> COMPLETE THE FOLLOWING:
1. In the passage on building 3D models with a webcam, what is the name of the software that constructs a 3D model from webcam video?
2. Write the next part of the thread on building 3D models with a webcam, picking up after its final line.

> PASSAGE PROVIDED:
• • • • •

Building 3D Models On the Fly With a Webcam
blee37 writes "Here is an excellent video demonstration of a new program developed by Qi Pan, a graduate student, and other researchers at the University of Cambridge. The 'ProFORMA' software constructs a 3D model of an object in real time from (commodity) webcam video. The user can watch the program deduce more pieces of the 3D model as the object is moved and rotated. The resulting graphics are of high quality."
With open-source rendering images already well established and continually improving that only leaves the content areas under-developed. This method will allow anyone with an object to digitize it. This will enable people to take that content and then mix it in virtual environments. Throw in some voice-synthesis software, some directing software, and a million monkeys hammering away at plots then Hollywood as an institution is dead. This is another piece, the others will fall into line as well. It is ironic in that in one of the Civilization games, discovering the Internet invalidates the Hollywood Wonder.
Shh.
Is it just me or is there no download link?
I s there any open source software that can generate a 3D model from photos? As far as I can see the source code of proforma is closed. http://mi.eng.cam.ac.uk/~qp202/my_papers/BMVC09/
Did the Slashdot contributor discover TFA with a spider?
Are you referring to Star Wreck: In the Pirkinning? /nokarma
http://www.imdb.com/title/tt0472566/
( yes, it has an imdb entry )

• • • • •

[Lines of data]
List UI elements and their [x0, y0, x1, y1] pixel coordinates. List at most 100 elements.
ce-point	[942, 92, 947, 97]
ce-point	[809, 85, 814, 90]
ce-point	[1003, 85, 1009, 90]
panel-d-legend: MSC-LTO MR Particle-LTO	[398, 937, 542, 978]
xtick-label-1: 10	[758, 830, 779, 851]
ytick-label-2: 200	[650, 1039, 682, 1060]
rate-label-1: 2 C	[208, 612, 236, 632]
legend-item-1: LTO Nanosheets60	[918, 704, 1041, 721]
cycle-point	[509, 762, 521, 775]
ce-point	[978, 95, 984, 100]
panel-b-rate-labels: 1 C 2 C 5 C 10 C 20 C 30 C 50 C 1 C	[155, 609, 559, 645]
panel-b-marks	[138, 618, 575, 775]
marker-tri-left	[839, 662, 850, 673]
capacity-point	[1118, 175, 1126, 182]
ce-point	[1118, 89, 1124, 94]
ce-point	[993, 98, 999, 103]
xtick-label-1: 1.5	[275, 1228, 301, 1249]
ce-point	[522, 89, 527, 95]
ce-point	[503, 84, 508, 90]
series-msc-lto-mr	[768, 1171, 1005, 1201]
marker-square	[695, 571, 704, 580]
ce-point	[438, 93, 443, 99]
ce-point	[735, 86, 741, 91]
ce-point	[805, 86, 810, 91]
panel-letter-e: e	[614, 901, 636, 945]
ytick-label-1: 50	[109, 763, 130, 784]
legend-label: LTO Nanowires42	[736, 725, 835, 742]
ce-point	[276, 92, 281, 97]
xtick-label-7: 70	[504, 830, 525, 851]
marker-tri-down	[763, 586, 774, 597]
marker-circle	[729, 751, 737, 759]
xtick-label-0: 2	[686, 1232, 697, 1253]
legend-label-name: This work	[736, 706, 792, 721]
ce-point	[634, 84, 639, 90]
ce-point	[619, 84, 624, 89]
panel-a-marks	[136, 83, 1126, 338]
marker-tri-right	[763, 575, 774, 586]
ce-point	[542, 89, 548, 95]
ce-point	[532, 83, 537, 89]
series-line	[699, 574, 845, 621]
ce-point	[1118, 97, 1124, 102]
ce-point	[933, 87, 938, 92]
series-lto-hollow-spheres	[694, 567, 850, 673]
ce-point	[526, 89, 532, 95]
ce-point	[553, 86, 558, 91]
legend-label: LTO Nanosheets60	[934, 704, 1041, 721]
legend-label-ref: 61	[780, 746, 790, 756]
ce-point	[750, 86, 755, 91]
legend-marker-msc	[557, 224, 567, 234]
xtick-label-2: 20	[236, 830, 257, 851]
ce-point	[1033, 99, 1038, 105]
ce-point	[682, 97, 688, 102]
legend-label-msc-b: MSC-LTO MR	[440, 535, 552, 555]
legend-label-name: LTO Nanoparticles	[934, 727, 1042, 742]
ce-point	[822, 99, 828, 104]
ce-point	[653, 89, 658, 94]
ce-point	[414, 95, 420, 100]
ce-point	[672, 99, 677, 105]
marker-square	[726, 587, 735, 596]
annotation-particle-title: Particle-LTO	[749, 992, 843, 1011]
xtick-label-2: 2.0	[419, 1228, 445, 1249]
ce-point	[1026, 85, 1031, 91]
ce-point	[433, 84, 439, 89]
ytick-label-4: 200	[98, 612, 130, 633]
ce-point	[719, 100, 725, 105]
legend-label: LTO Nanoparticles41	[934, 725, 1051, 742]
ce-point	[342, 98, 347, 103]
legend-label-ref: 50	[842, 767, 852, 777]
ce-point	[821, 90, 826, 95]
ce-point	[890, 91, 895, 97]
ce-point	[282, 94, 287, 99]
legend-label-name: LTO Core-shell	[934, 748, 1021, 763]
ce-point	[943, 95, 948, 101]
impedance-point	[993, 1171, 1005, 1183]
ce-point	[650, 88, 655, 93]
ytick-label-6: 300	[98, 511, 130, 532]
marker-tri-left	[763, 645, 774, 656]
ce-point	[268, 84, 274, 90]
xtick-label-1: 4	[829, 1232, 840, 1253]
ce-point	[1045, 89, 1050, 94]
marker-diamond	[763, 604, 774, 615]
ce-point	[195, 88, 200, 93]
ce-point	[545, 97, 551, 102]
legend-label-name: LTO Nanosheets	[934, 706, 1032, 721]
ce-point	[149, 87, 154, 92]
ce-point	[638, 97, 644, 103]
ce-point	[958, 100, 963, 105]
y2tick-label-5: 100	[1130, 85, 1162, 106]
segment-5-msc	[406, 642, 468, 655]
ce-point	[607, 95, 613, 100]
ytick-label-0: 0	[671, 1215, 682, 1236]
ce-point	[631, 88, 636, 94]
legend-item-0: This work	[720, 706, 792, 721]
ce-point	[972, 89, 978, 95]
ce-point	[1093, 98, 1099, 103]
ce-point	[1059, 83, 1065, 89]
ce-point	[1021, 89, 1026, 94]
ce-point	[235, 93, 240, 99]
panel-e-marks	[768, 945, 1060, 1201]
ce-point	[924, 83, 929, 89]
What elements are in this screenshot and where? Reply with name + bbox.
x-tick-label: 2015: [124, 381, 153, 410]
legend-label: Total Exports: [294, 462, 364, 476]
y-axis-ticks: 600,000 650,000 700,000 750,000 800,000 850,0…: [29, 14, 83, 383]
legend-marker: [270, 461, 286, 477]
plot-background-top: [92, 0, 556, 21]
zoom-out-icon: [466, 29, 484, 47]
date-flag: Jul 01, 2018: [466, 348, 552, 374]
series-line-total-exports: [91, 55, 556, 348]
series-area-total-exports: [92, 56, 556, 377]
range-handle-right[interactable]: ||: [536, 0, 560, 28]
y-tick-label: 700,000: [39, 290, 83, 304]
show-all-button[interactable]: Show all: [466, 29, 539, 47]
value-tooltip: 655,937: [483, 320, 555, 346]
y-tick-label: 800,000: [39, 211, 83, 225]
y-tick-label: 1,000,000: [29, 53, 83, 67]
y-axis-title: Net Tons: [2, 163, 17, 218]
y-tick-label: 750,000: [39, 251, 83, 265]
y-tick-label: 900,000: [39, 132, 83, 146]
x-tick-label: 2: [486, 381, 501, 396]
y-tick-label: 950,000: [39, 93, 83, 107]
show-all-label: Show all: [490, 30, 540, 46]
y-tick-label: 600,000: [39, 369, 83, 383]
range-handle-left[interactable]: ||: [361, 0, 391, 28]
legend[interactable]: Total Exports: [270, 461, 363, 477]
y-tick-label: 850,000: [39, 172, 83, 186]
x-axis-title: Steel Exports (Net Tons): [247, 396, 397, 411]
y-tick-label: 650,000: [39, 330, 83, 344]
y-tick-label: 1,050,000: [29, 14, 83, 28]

• • • • •

> FINAL RESULTS:
1. ProFORMA

2.
I can just see it now -- anyone who can get a bit of video of you can create a 3-D models of your face and body, and then do anything with the likeness. When rendering gets really good, this could be a bit embarrassing. Instead of 2D retouched photos of celebrities and politicians, we'll be seeing hacked up 'animated' (but realistic) video of them doing all sorts of wild stuff. Well, it might be a boon to the porn industry, at least in the short-term before the rendering software becomes available to consumers.
It may help the modeling process if chroma keying could be used to make the camera ignore supporting objects like a turn table or a hand that's holding the object. Another improvement could be to automatically cut out excess vectors and triangles. It wouldn't be too difficult (for someone who can make this type of software) to determine that the plane that makes up the side of the demo building is virtually flat and reduce the complexity to two triangles.
One of the key limiting factors to amateurs making mods for popular games is the expense and complexity of 3D modeling software. Few good coders are also artists. And few good artists are also coders.
Back in the day anyone could put Barney in DooM or Wolf3D. Now it takes expensive software and a lot of time to shoot up your favorite character you love to hate.
Work Safe Porn
flame me for being off-topic if you like... What's with the kid and the goat in the ad at the top of /. today? He's an "orphan" who says the goat saved the family - not his family, it would seem - - cause he's an orphan. Non-profiteering rears its ugly head... Not a nickel!
I rest my case.
Which knob modded this up? C'mon own up.
There's one born every minute.
This post contains benzene, nitrosamines, formaldehyde and hydrogen cyanide.
Yeah and the Video Toaster "took the power out of the hands of the Networks and put it in the hands of the People"
Blah Blah Blah
Get off my lawn.
Ah but in the near future you will need to get a copyright license to make a picture with a model taken from a real object.
Try using a glass Coke bottle, a Rubik's Cube or an Igloo cooler in your flick and see what happens.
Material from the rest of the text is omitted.